**PROBLEM**
Identify the lines bearing the string "text" and gather them.

**MATERIAL SUPPLIED**

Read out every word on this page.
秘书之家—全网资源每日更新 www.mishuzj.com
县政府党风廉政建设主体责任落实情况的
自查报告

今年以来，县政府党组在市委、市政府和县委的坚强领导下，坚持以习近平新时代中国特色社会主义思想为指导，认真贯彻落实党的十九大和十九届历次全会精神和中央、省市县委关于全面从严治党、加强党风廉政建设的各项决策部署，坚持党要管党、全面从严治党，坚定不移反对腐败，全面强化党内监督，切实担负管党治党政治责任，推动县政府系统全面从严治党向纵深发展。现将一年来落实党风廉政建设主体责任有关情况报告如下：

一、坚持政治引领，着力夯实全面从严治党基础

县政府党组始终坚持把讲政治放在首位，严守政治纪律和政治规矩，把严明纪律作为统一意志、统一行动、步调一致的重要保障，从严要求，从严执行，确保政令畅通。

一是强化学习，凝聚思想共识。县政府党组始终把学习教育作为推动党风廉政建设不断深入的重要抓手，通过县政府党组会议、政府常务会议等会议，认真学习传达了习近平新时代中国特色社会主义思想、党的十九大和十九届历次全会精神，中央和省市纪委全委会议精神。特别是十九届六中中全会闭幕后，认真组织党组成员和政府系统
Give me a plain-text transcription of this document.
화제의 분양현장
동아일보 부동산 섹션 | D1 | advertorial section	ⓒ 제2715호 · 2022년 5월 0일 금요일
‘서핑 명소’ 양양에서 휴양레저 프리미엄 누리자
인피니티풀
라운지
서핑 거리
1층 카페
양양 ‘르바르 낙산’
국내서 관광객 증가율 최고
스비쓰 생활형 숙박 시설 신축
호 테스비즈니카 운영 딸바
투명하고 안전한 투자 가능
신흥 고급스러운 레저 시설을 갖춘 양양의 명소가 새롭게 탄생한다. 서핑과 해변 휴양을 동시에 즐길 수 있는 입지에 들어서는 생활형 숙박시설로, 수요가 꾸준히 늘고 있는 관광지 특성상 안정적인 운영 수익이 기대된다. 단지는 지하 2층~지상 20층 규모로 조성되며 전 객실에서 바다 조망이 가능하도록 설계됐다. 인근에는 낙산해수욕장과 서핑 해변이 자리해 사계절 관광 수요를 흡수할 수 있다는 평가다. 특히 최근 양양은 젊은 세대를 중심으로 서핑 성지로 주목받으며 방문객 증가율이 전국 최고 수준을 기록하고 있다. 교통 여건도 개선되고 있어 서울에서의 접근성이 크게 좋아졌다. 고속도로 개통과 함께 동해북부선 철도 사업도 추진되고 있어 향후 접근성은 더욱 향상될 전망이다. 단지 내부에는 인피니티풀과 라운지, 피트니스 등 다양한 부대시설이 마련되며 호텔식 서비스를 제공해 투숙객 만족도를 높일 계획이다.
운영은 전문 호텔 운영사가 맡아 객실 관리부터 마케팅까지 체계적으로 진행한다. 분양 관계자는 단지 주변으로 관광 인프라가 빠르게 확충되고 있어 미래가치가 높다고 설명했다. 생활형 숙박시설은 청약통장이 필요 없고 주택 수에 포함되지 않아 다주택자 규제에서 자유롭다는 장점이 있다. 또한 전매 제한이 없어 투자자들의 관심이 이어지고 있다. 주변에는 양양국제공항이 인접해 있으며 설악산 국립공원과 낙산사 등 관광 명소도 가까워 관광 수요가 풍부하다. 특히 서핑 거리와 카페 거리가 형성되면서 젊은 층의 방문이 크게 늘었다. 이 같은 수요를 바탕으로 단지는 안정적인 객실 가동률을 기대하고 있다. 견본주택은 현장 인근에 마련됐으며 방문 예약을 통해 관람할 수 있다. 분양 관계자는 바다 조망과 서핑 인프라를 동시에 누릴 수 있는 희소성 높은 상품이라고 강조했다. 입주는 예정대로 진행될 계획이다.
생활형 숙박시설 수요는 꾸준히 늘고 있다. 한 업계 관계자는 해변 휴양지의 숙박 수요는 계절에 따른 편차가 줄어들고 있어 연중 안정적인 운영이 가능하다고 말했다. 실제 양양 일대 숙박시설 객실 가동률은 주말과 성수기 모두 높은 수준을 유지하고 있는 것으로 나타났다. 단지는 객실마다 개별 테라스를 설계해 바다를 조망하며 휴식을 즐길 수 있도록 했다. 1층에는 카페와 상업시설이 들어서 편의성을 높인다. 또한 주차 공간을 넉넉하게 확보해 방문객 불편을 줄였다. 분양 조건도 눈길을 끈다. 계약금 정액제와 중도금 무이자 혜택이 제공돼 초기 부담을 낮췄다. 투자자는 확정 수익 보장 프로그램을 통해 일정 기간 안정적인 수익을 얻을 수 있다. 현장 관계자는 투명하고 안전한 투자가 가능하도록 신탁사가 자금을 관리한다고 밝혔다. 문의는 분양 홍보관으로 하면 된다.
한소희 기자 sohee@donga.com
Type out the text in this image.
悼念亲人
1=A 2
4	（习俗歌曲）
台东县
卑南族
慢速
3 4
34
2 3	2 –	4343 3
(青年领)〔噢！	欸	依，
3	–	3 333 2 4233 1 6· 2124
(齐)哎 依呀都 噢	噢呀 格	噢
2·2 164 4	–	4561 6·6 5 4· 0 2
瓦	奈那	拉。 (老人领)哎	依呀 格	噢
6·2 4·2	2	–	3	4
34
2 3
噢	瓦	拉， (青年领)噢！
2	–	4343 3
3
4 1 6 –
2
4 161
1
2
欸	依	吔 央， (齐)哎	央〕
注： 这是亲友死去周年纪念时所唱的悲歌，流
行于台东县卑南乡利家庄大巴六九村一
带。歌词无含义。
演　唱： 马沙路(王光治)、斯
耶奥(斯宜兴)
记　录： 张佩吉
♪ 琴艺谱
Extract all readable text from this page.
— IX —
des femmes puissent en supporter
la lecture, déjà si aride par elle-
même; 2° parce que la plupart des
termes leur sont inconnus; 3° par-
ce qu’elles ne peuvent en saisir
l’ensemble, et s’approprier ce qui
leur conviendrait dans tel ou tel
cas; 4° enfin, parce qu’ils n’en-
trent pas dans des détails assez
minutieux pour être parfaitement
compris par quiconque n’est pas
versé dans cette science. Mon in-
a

**RESPONSE TO THIS TASK**
Give me a plain-text transcription of this document.
Type out the text in this image.
Extract all readable text from this page.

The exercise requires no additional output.